- EXERCISE BRIEF
Reproduce the listing below in its entirety. Change nothing.

::::::

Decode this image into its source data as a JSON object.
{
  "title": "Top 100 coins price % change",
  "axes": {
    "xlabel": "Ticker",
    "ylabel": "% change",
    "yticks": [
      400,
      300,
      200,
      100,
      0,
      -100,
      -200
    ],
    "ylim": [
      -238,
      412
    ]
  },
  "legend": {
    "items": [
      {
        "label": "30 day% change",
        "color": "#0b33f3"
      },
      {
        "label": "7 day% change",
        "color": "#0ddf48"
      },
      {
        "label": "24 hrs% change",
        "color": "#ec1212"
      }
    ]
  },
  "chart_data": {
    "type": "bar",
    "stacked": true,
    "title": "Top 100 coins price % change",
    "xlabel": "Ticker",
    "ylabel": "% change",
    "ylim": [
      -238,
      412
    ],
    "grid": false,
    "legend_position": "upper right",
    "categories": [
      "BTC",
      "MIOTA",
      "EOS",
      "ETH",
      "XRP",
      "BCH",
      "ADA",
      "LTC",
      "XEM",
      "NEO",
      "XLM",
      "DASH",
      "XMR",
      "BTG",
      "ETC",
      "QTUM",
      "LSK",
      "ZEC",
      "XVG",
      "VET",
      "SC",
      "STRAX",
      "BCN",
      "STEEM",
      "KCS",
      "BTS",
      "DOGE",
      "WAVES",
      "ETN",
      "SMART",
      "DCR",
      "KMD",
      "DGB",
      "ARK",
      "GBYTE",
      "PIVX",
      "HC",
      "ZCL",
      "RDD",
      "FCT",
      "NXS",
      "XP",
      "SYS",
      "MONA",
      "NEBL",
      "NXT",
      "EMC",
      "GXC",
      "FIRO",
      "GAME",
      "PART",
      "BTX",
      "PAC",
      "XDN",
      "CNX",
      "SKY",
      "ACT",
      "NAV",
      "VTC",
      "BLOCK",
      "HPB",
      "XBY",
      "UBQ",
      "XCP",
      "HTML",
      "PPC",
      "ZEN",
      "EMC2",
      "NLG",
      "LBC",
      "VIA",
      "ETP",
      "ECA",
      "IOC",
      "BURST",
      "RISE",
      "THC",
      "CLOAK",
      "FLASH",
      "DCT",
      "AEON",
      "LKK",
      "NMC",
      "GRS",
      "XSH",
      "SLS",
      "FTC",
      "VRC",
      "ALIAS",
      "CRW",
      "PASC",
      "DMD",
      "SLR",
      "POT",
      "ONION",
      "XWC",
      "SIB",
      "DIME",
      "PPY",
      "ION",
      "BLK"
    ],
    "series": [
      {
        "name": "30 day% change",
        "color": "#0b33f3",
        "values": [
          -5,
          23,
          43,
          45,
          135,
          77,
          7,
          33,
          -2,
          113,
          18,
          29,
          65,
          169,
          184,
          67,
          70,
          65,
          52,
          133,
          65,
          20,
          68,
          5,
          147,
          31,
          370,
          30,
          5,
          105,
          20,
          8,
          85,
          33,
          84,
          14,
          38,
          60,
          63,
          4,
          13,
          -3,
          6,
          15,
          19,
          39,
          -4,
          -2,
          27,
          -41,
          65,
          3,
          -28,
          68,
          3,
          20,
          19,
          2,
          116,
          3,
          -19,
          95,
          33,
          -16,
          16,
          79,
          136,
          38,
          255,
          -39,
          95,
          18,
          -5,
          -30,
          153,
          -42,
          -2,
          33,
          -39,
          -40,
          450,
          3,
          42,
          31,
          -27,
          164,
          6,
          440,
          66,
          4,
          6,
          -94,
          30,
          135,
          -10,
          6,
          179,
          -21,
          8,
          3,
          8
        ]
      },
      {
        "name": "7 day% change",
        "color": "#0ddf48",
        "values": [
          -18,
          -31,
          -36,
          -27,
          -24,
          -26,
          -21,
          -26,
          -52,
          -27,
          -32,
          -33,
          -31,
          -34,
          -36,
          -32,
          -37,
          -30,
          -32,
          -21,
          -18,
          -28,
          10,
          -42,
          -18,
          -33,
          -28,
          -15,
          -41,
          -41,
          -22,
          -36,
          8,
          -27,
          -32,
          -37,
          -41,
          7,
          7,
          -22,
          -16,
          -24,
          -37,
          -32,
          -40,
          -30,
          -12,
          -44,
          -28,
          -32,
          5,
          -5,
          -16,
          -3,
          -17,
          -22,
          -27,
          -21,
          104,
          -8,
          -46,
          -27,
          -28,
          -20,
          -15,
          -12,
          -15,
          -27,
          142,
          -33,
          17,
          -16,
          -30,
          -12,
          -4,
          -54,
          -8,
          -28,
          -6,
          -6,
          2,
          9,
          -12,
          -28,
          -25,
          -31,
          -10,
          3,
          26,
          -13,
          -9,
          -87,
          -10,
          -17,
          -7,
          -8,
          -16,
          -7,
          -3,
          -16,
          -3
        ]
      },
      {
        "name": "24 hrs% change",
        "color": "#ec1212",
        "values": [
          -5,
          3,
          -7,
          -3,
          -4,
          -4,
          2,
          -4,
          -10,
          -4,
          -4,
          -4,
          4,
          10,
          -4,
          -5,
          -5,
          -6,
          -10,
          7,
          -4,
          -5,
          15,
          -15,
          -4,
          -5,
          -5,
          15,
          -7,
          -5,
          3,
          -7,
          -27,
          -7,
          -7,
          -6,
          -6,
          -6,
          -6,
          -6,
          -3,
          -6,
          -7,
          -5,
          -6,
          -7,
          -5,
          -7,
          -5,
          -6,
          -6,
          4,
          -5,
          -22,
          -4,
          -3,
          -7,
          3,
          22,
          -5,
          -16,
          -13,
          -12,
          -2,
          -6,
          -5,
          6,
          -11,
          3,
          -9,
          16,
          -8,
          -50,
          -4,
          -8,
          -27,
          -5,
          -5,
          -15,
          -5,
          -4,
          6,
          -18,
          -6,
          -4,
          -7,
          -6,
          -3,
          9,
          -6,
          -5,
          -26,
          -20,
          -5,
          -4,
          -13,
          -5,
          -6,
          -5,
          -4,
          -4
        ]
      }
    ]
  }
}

::::::

- TASK SOLUTION
Decode this image into its source data as a JSON object.
{
  "title": "Top 100 coins price % change",
  "axes": {
    "xlabel": "Ticker",
    "ylabel": "% change",
    "yticks": [
      400,
      300,
      200,
      100,
      0,
      -100,
      -200
    ],
    "ylim": [
      -238,
      412
    ]
  },
  "legend": {
    "items": [
      {
        "label": "30 day% change",
        "color": "#0b33f3"
      },
      {
        "label": "7 day% change",
        "color": "#0ddf48"
      },
      {
        "label": "24 hrs% change",
        "color": "#ec1212"
      }
    ]
  },
  "chart_data": {
    "type": "bar",
    "stacked": true,
    "title": "Top 100 coins price % change",
    "xlabel": "Ticker",
    "ylabel": "% change",
    "ylim": [
      -238,
      412
    ],
    "grid": false,
    "legend_position": "upper right",
    "categories": [
      "BTC",
      "MIOTA",
      "EOS",
      "ETH",
      "XRP",
      "BCH",
      "ADA",
      "LTC",
      "XEM",
      "NEO",
      "XLM",
      "DASH",
      "XMR",
      "BTG",
      "ETC",
      "QTUM",
      "LSK",
      "ZEC",
      "XVG",
      "VET",
      "SC",
      "STRAX",
      "BCN",
      "STEEM",
      "KCS",
      "BTS",
      "DOGE",
      "WAVES",
      "ETN",
      "SMART",
      "DCR",
      "KMD",
      "DGB",
      "ARK",
      "GBYTE",
      "PIVX",
      "HC",
      "ZCL",
      "RDD",
      "FCT",
      "NXS",
      "XP",
      "SYS",
      "MONA",
      "NEBL",
      "NXT",
      "EMC",
      "GXC",
      "FIRO",
      "GAME",
      "PART",
      "BTX",
      "PAC",
      "XDN",
      "CNX",
      "SKY",
      "ACT",
      "NAV",
      "VTC",
      "BLOCK",
      "HPB",
      "XBY",
      "UBQ",
      "XCP",
      "HTML",
      "PPC",
      "ZEN",
      "EMC2",
      "NLG",
      "LBC",
      "VIA",
      "ETP",
      "ECA",
      "IOC",
      "BURST",
      "RISE",
      "THC",
      "CLOAK",
      "FLASH",
      "DCT",
      "AEON",
      "LKK",
      "NMC",
      "GRS",
      "XSH",
      "SLS",
      "FTC",
      "VRC",
      "ALIAS",
      "CRW",
      "PASC",
      "DMD",
      "SLR",
      "POT",
      "ONION",
      "XWC",
      "SIB",
      "DIME",
      "PPY",
      "ION",
      "BLK"
    ],
    "series": [
      {
        "name": "30 day% change",
        "color": "#0b33f3",
        "values": [
          -5,
          23,
          43,
          45,
          135,
          77,
          7,
          33,
          -2,
          113,
          18,
          29,
          65,
          169,
          184,
          67,
          70,
          65,
          52,
          133,
          65,
          20,
          68,
          5,
          147,
          31,
          370,
          30,
          5,
          105,
          20,
          8,
          85,
          33,
          84,
          14,
          38,
          60,
          63,
          4,
          13,
          -3,
          6,
          15,
          19,
          39,
          -4,
          -2,
          27,
          -41,
          65,
          3,
          -28,
          68,
          3,
          20,
          19,
          2,
          116,
          3,
          -19,
          95,
          33,
          -16,
          16,
          79,
          136,
          38,
          255,
          -39,
          95,
          18,
          -5,
          -30,
          153,
          -42,
          -2,
          33,
          -39,
          -40,
          450,
          3,
          42,
          31,
          -27,
          164,
          6,
          440,
          66,
          4,
          6,
          -94,
          30,
          135,
          -10,
          6,
          179,
          -21,
          8,
          3,
          8
        ]
      },
      {
        "name": "7 day% change",
        "color": "#0ddf48",
        "values": [
          -18,
          -31,
          -36,
          -27,
          -24,
          -26,
          -21,
          -26,
          -52,
          -27,
          -32,
          -33,
          -31,
          -34,
          -36,
          -32,
          -37,
          -30,
          -32,
          -21,
          -18,
          -28,
          10,
          -42,
          -18,
          -33,
          -28,
          -15,
          -41,
          -41,
          -22,
          -36,
          8,
          -27,
          -32,
          -37,
          -41,
          7,
          7,
          -22,
          -16,
          -24,
          -37,
          -32,
          -40,
          -30,
          -12,
          -44,
          -28,
          -32,
          5,
          -5,
          -16,
          -3,
          -17,
          -22,
          -27,
          -21,
          104,
          -8,
          -46,
          -27,
          -28,
          -20,
          -15,
          -12,
          -15,
          -27,
          142,
          -33,
          17,
          -16,
          -30,
          -12,
          -4,
          -54,
          -8,
          -28,
          -6,
          -6,
          2,
          9,
          -12,
          -28,
          -25,
          -31,
          -10,
          3,
          26,
          -13,
          -9,
          -87,
          -10,
          -17,
          -7,
          -8,
          -16,
          -7,
          -3,
          -16,
          -3
        ]
      },
      {
        "name": "24 hrs% change",
        "color": "#ec1212",
        "values": [
          -5,
          3,
          -7,
          -3,
          -4,
          -4,
          2,
          -4,
          -10,
          -4,
          -4,
          -4,
          4,
          10,
          -4,
          -5,
          -5,
          -6,
          -10,
          7,
          -4,
          -5,
          15,
          -15,
          -4,
          -5,
          -5,
          15,
          -7,
          -5,
          3,
          -7,
          -27,
          -7,
          -7,
          -6,
          -6,
          -6,
          -6,
          -6,
          -3,
          -6,
          -7,
          -5,
          -6,
          -7,
          -5,
          -7,
          -5,
          -6,
          -6,
          4,
          -5,
          -22,
          -4,
          -3,
          -7,
          3,
          22,
          -5,
          -16,
          -13,
          -12,
          -2,
          -6,
          -5,
          6,
          -11,
          3,
          -9,
          16,
          -8,
          -50,
          -4,
          -8,
          -27,
          -5,
          -5,
          -15,
          -5,
          -4,
          6,
          -18,
          -6,
          -4,
          -7,
          -6,
          -3,
          9,
          -6,
          -5,
          -26,
          -20,
          -5,
          -4,
          -13,
          -5,
          -6,
          -5,
          -4,
          -4
        ]
      }
    ]
  }
}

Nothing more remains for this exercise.